[Exercise] Copy out every line of the records below without changing anything.

[Data shown]
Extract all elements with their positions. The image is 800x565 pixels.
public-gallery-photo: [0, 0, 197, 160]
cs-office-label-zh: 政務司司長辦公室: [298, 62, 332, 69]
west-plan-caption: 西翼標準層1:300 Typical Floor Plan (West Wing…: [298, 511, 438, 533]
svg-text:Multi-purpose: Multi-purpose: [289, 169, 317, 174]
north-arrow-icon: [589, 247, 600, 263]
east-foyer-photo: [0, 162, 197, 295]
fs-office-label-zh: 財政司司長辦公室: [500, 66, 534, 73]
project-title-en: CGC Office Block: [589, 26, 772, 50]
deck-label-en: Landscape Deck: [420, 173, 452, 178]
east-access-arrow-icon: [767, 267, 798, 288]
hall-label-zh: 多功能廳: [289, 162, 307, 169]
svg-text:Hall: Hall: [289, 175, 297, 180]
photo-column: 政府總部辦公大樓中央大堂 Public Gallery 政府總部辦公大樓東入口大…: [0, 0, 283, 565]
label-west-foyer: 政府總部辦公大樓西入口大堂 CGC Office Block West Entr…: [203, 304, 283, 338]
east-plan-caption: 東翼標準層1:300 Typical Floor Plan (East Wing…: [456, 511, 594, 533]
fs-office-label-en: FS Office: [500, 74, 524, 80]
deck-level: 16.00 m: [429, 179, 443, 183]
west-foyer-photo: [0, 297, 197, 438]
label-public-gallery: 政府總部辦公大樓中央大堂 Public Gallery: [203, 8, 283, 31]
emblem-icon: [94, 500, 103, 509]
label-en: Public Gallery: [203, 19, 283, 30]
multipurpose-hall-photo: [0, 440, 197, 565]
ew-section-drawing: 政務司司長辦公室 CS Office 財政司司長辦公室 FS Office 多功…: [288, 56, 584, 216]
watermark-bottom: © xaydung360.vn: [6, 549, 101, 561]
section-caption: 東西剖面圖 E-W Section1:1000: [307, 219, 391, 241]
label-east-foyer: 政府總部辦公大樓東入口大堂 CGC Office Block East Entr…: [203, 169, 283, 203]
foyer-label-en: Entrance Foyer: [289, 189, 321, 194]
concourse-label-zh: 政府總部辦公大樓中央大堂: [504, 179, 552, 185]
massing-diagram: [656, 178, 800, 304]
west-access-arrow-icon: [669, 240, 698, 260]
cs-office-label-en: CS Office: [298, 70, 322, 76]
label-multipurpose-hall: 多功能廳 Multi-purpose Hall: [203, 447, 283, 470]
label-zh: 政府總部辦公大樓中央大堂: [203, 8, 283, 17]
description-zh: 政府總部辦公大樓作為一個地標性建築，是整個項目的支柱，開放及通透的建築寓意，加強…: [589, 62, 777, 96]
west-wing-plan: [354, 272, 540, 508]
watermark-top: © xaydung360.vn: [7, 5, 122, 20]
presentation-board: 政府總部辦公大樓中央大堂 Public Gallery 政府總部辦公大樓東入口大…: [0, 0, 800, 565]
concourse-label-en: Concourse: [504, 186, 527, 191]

[Problem solution]
Extract all elements with their positions. The image is 800x565 pixels.
public-gallery-photo: [0, 0, 197, 160]
cs-office-label-zh: 政務司司長辦公室: [298, 62, 332, 69]
west-plan-caption: 西翼標準層1:300 Typical Floor Plan (West Wing…: [298, 511, 438, 533]
svg-text:Multi-purpose: Multi-purpose: [289, 169, 317, 174]
north-arrow-icon: [589, 247, 600, 263]
east-foyer-photo: [0, 162, 197, 295]
fs-office-label-zh: 財政司司長辦公室: [500, 66, 534, 73]
project-title-en: CGC Office Block: [589, 26, 772, 50]
deck-label-en: Landscape Deck: [420, 173, 452, 178]
east-access-arrow-icon: [767, 267, 798, 288]
hall-label-zh: 多功能廳: [289, 162, 307, 169]
svg-text:Hall: Hall: [289, 175, 297, 180]
photo-column: 政府總部辦公大樓中央大堂 Public Gallery 政府總部辦公大樓東入口大…: [0, 0, 283, 565]
label-west-foyer: 政府總部辦公大樓西入口大堂 CGC Office Block West Entr…: [203, 304, 283, 338]
east-plan-caption: 東翼標準層1:300 Typical Floor Plan (East Wing…: [456, 511, 594, 533]
fs-office-label-en: FS Office: [500, 74, 524, 80]
deck-level: 16.00 m: [429, 179, 443, 183]
west-foyer-photo: [0, 297, 197, 438]
label-public-gallery: 政府總部辦公大樓中央大堂 Public Gallery: [203, 8, 283, 31]
emblem-icon: [94, 500, 103, 509]
label-en: Public Gallery: [203, 19, 283, 30]
multipurpose-hall-photo: [0, 440, 197, 565]
ew-section-drawing: 政務司司長辦公室 CS Office 財政司司長辦公室 FS Office 多功…: [288, 56, 584, 216]
watermark-bottom: © xaydung360.vn: [6, 549, 101, 561]
section-caption: 東西剖面圖 E-W Section1:1000: [307, 219, 391, 241]
label-east-foyer: 政府總部辦公大樓東入口大堂 CGC Office Block East Entr…: [203, 169, 283, 203]
foyer-label-en: Entrance Foyer: [289, 189, 321, 194]
concourse-label-zh: 政府總部辦公大樓中央大堂: [504, 179, 552, 185]
massing-diagram: [656, 178, 800, 304]
west-access-arrow-icon: [669, 240, 698, 260]
cs-office-label-en: CS Office: [298, 70, 322, 76]
label-multipurpose-hall: 多功能廳 Multi-purpose Hall: [203, 447, 283, 470]
label-zh: 政府總部辦公大樓中央大堂: [203, 8, 283, 17]
description-zh: 政府總部辦公大樓作為一個地標性建築，是整個項目的支柱，開放及通透的建築寓意，加強…: [589, 62, 777, 96]
west-wing-plan: [354, 272, 540, 508]
watermark-top: © xaydung360.vn: [7, 5, 122, 20]
presentation-board: 政府總部辦公大樓中央大堂 Public Gallery 政府總部辦公大樓東入口大…: [0, 0, 800, 565]
concourse-label-en: Concourse: [504, 186, 527, 191]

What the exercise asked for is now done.